**** Entries shown

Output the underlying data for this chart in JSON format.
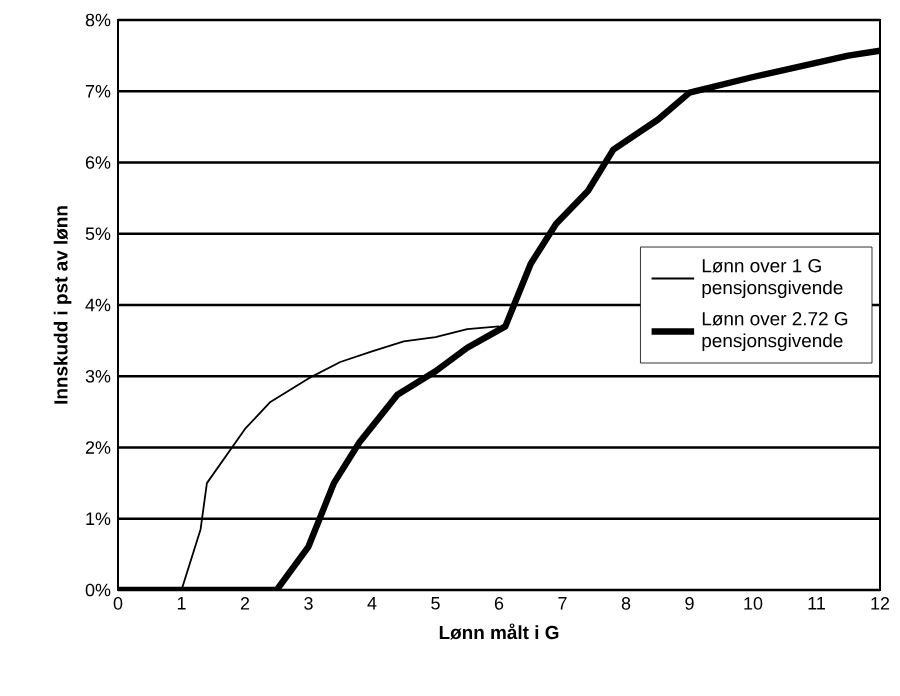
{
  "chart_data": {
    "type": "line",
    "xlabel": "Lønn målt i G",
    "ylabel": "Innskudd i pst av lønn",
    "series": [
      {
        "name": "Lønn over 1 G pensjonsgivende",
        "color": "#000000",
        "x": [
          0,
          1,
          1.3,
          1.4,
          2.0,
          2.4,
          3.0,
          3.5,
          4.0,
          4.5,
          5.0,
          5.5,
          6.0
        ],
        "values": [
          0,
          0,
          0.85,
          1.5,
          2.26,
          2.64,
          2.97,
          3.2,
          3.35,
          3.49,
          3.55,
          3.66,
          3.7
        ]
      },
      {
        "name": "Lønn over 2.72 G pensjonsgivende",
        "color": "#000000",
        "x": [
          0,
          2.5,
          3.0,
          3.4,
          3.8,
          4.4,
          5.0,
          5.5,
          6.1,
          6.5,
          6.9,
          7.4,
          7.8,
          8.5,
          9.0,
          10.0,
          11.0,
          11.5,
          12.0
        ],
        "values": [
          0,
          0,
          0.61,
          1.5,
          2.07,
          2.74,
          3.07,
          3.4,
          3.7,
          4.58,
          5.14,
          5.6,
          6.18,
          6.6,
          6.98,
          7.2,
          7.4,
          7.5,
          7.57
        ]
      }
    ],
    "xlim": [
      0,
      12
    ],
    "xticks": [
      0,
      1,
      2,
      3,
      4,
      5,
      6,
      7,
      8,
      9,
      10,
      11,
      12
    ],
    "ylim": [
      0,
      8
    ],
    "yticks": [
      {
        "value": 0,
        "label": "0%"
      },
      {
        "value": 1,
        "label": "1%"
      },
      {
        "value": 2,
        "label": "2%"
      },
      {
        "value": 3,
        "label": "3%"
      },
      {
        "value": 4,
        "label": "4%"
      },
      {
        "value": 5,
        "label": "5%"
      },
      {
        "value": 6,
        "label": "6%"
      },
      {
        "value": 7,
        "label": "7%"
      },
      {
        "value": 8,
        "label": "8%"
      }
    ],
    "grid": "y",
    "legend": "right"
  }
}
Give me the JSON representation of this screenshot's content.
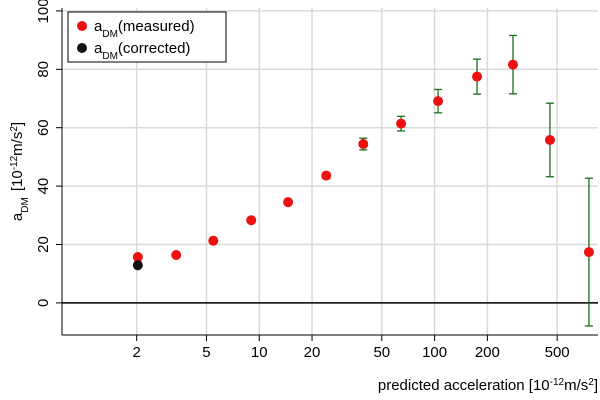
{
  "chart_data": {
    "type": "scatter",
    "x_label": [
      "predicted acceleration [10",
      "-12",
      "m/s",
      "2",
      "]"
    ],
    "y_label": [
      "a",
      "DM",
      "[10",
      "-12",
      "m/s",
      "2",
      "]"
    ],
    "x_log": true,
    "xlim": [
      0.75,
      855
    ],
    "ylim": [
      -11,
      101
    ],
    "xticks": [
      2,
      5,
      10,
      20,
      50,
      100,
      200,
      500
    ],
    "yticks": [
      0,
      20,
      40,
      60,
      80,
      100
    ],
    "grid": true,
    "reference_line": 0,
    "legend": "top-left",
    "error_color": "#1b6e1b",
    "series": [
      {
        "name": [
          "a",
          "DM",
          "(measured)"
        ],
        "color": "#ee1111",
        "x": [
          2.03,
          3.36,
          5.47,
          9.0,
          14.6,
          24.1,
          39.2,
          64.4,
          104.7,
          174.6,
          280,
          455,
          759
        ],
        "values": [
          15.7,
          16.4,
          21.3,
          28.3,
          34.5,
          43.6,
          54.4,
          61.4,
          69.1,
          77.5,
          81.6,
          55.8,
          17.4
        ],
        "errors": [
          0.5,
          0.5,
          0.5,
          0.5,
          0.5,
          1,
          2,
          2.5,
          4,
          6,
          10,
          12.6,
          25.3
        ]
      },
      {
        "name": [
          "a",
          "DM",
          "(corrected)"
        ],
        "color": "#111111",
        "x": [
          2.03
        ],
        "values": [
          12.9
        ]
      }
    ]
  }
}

********

_Problem_
Without the pictures, restate all the entries above exactly.

_Solution to the problem_
Output the underlying data for this chart in JSON format.
{
  "chart_data": {
    "type": "line",
    "xlabel": "Lønn målt i G",
    "ylabel": "Innskudd i pst av lønn",
    "series": [
      {
        "name": "Lønn over 1 G pensjonsgivende",
        "color": "#000000",
        "x": [
          0,
          1,
          1.3,
          1.4,
          2.0,
          2.4,
          3.0,
          3.5,
          4.0,
          4.5,
          5.0,
          5.5,
          6.0
        ],
        "values": [
          0,
          0,
          0.85,
          1.5,
          2.26,
          2.64,
          2.97,
          3.2,
          3.35,
          3.49,
          3.55,
          3.66,
          3.7
        ]
      },
      {
        "name": "Lønn over 2.72 G pensjonsgivende",
        "color": "#000000",
        "x": [
          0,
          2.5,
          3.0,
          3.4,
          3.8,
          4.4,
          5.0,
          5.5,
          6.1,
          6.5,
          6.9,
          7.4,
          7.8,
          8.5,
          9.0,
          10.0,
          11.0,
          11.5,
          12.0
        ],
        "values": [
          0,
          0,
          0.61,
          1.5,
          2.07,
          2.74,
          3.07,
          3.4,
          3.7,
          4.58,
          5.14,
          5.6,
          6.18,
          6.6,
          6.98,
          7.2,
          7.4,
          7.5,
          7.57
        ]
      }
    ],
    "xlim": [
      0,
      12
    ],
    "xticks": [
      0,
      1,
      2,
      3,
      4,
      5,
      6,
      7,
      8,
      9,
      10,
      11,
      12
    ],
    "ylim": [
      0,
      8
    ],
    "yticks": [
      {
        "value": 0,
        "label": "0%"
      },
      {
        "value": 1,
        "label": "1%"
      },
      {
        "value": 2,
        "label": "2%"
      },
      {
        "value": 3,
        "label": "3%"
      },
      {
        "value": 4,
        "label": "4%"
      },
      {
        "value": 5,
        "label": "5%"
      },
      {
        "value": 6,
        "label": "6%"
      },
      {
        "value": 7,
        "label": "7%"
      },
      {
        "value": 8,
        "label": "8%"
      }
    ],
    "grid": "y",
    "legend": "right"
  }
}
Give me the JSON representation of this screenshot's content.
{
  "chart_data": {
    "type": "scatter",
    "x_label": [
      "predicted acceleration [10",
      "-12",
      "m/s",
      "2",
      "]"
    ],
    "y_label": [
      "a",
      "DM",
      "[10",
      "-12",
      "m/s",
      "2",
      "]"
    ],
    "x_log": true,
    "xlim": [
      0.75,
      855
    ],
    "ylim": [
      -11,
      101
    ],
    "xticks": [
      2,
      5,
      10,
      20,
      50,
      100,
      200,
      500
    ],
    "yticks": [
      0,
      20,
      40,
      60,
      80,
      100
    ],
    "grid": true,
    "reference_line": 0,
    "legend": "top-left",
    "error_color": "#1b6e1b",
    "series": [
      {
        "name": [
          "a",
          "DM",
          "(measured)"
        ],
        "color": "#ee1111",
        "x": [
          2.03,
          3.36,
          5.47,
          9.0,
          14.6,
          24.1,
          39.2,
          64.4,
          104.7,
          174.6,
          280,
          455,
          759
        ],
        "values": [
          15.7,
          16.4,
          21.3,
          28.3,
          34.5,
          43.6,
          54.4,
          61.4,
          69.1,
          77.5,
          81.6,
          55.8,
          17.4
        ],
        "errors": [
          0.5,
          0.5,
          0.5,
          0.5,
          0.5,
          1,
          2,
          2.5,
          4,
          6,
          10,
          12.6,
          25.3
        ]
      },
      {
        "name": [
          "a",
          "DM",
          "(corrected)"
        ],
        "color": "#111111",
        "x": [
          2.03
        ],
        "values": [
          12.9
        ]
      }
    ]
  }
}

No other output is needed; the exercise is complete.